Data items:
>>>>>
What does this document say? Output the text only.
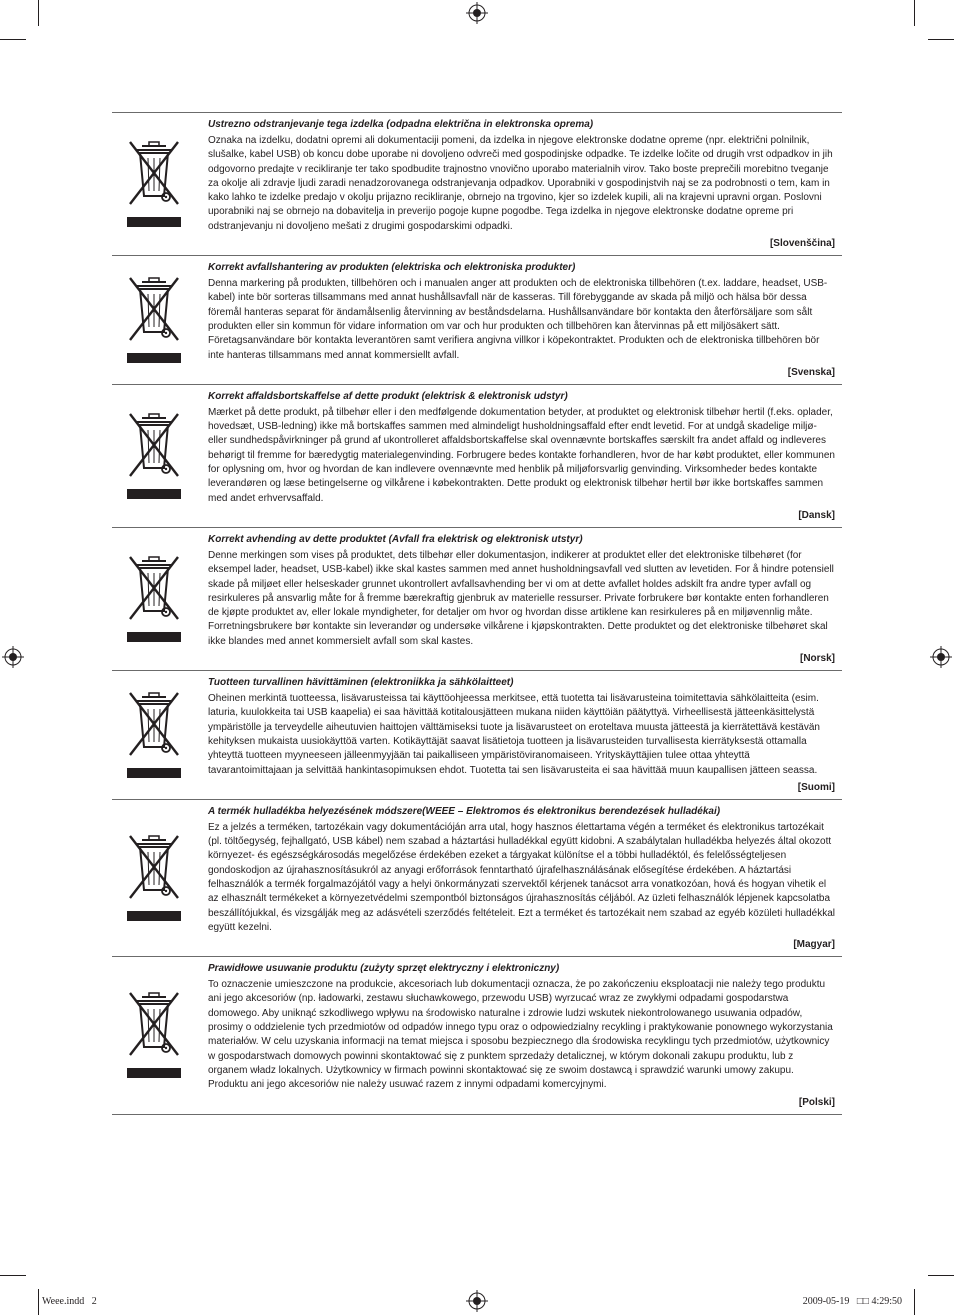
Ustrezno odstranjevanje tega izdelka (odpadna električna in elektronska oprema)

Oznaka na izdelku, dodatni opremi ali dokumentaciji pomeni, da izdelka in njegove elektronske dodatne opreme (npr. električni polnilnik, slušalke, kabel USB) ob koncu dobe uporabe ni dovoljeno odvreči med gospodinjske odpadke. Te izdelke ločite od drugih vrst odpadkov in jih odgovorno predajte v recikliranje ter tako spodbudite trajnostno vnovično uporabo materialnih virov. Tako boste preprečili morebitno tveganje za okolje ali zdravje ljudi zaradi nenadzorovanega odstranjevanja odpadkov. Uporabniki v gospodinjstvih naj se za podrobnosti o tem, kam in kako lahko te izdelke predajo v okolju prijazno recikliranje, obrnejo na trgovino, kjer so izdelek kupili, ali na krajevni upravni organ. Poslovni uporabniki naj se obrnejo na dobavitelja in preverijo pogoje kupne pogodbe. Tega izdelka in njegove elektronske dodatne opreme pri odstranjevanju ni dovoljeno mešati z drugimi gospodarskimi odpadki.

[Slovenščina]

Korrekt avfallshantering av produkten (elektriska och elektroniska produkter)

Denna markering på produkten, tillbehören och i manualen anger att produkten och de elektroniska tillbehören (t.ex. laddare, headset, USB-kabel) inte bör sorteras tillsammans med annat hushållsavfall när de kasseras. Till förebyggande av skada på miljö och hälsa bör dessa föremål hanteras separat för ändamålsenlig återvinning av beståndsdelarna. Hushållsanvändare bör kontakta den återförsäljare som sålt produkten eller sin kommun för vidare information om var och hur produkten och tillbehören kan återvinnas på ett miljösäkert sätt. Företagsanvändare bör kontakta leverantören samt verifiera angivna villkor i köpekontraktet. Produkten och de elektroniska tillbehören bör inte hanteras tillsammans med annat kommersiellt avfall.

[Svenska]

Korrekt affaldsbortskaffelse af dette produkt (elektrisk & elektronisk udstyr)

Mærket på dette produkt, på tilbehør eller i den medfølgende dokumentation betyder, at produktet og elektronisk tilbehør hertil (f.eks. oplader, hovedsæt, USB-ledning) ikke må bortskaffes sammen med almindeligt husholdningsaffald efter endt levetid. For at undgå skadelige miljø- eller sundhedspåvirkninger på grund af ukontrolleret affaldsbortskaffelse skal ovennævnte bortskaffes særskilt fra andet affald og indleveres behørigt til fremme for bæredygtig materialegenvinding. Forbrugere bedes kontakte forhandleren, hvor de har købt produktet, eller kommunen for oplysning om, hvor og hvordan de kan indlevere ovennævnte med henblik på miljøforsvarlig genvinding. Virksomheder bedes kontakte leverandøren og læse betingelserne og vilkårene i købekontrakten. Dette produkt og elektronisk tilbehør hertil bør ikke bortskaffes sammen med andet erhvervsaffald.

[Dansk]

Korrekt avhending av dette produktet (Avfall fra elektrisk og elektronisk utstyr)

Denne merkingen som vises på produktet, dets tilbehør eller dokumentasjon, indikerer at produktet eller det elektroniske tilbehøret (for eksempel lader, headset, USB-kabel) ikke skal kastes sammen med annet husholdningsavfall ved slutten av levetiden. For å hindre potensiell skade på miljøet eller helseskader grunnet ukontrollert avfallsavhending ber vi om at dette avfallet holdes adskilt fra andre typer avfall og resirkuleres på ansvarlig måte for å fremme bærekraftig gjenbruk av materielle ressurser. Private forbrukere bør kontakte enten forhandleren de kjøpte produktet av, eller lokale myndigheter, for detaljer om hvor og hvordan disse artiklene kan resirkuleres på en miljøvennlig måte. Forretningsbrukere bør kontakte sin leverandør og undersøke vilkårene i kjøpskontrakten. Dette produktet og det elektroniske tilbehøret skal ikke blandes med annet kommersielt avfall som skal kastes.

[Norsk]

Tuotteen turvallinen hävittäminen (elektroniikka ja sähkölaitteet)

Oheinen merkintä tuotteessa, lisävarusteissa tai käyttöohjeessa merkitsee, että tuotetta tai lisävarusteina toimitettavia sähkölaitteita (esim. laturia, kuulokkeita tai USB kaapelia) ei saa hävittää kotitalousjätteen mukana niiden käyttöiän päätyttyä. Virheellisestä jätteenkäsittelystä ympäristölle ja terveydelle aiheutuvien haittojen välttämiseksi tuote ja lisävarusteet on eroteltava muusta jätteestä ja kierrätettävä kestävän kehityksen mukaista uusiokäyttöä varten. Kotikäyttäjät saavat lisätietoja tuotteen ja lisävarusteiden turvallisesta kierrätyksestä ottamalla yhteyttä tuotteen myyneeseen jälleenmyyjään tai paikalliseen ympäristöviranomaiseen. Yrityskäyttäjien tulee ottaa yhteyttä tavarantoimittajaan ja selvittää hankintasopimuksen ehdot. Tuotetta tai sen lisävarusteita ei saa hävittää muun kaupallisen jätteen seassa.

[Suomi]

A termék hulladékba helyezésének módszere(WEEE – Elektromos és elektronikus berendezések hulladékai)

Ez a jelzés a terméken, tartozékain vagy dokumentációján arra utal, hogy hasznos élettartama végén a terméket és elektronikus tartozékait (pl. töltőegység, fejhallgató, USB kábel) nem szabad a háztartási hulladékkal együtt kidobni. A szabálytalan hulladékba helyezés által okozott környezet- és egészségkárosodás megelőzése érdekében ezeket a tárgyakat különítse el a többi hulladéktól, és felelősségteljesen gondoskodjon az újrahasznosításukról az anyagi erőforrások fenntartható újrafelhasználásának elősegítése érdekében. A háztartási felhasználók a termék forgalmazójától vagy a helyi önkormányzati szervektől kérjenek tanácsot arra vonatkozóan, hová és hogyan vihetik el az elhasznált termékeket a környezetvédelmi szempontból biztonságos újrahasznosítás céljából. Az üzleti felhasználók lépjenek kapcsolatba beszállítójukkal, és vizsgálják meg az adásvételi szerződés feltételeit. Ezt a terméket és tartozékait nem szabad az egyéb közületi hulladékkal együtt kezelni.

[Magyar]

Prawidłowe usuwanie produktu (zużyty sprzęt elektryczny i elektroniczny)

To oznaczenie umieszczone na produkcie, akcesoriach lub dokumentacji oznacza, że po zakończeniu eksploatacji nie należy tego produktu ani jego akcesoriów (np. ładowarki, zestawu słuchawkowego, przewodu USB) wyrzucać wraz ze zwykłymi odpadami gospodarstwa domowego. Aby uniknąć szkodliwego wpływu na środowisko naturalne i zdrowie ludzi wskutek niekontrolowanego usuwania odpadów, prosimy o oddzielenie tych przedmiotów od odpadów innego typu oraz o odpowiedzialny recykling i praktykowanie ponownego wykorzystania materiałów. W celu uzyskania informacji na temat miejsca i sposobu bezpiecznego dla środowiska recyklingu tych przedmiotów, użytkownicy w gospodarstwach domowych powinni skontaktować się z punktem sprzedaży detalicznej, w którym dokonali zakupu produktu, lub z organem władz lokalnych. Użytkownicy w firmach powinni skontaktować się ze swoim dostawcą i sprawdzić warunki umowy zakupu. Produktu ani jego akcesoriów nie należy usuwać razem z innymi odpadami komercyjnymi.

[Polski]
Weee.indd   2	2009-05-19   □□ 4:29:50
<<<<<
TASK: Copy out each line of the data containing the string "Korrekt".

ANSWER FOR THE TASK:
Korrekt avfallshantering av produkten (elektriska och elektroniska produkter)
Korrekt affaldsbortskaffelse af dette produkt (elektrisk & elektronisk udstyr)
Korrekt avhending av dette produktet (Avfall fra elektrisk og elektronisk utstyr)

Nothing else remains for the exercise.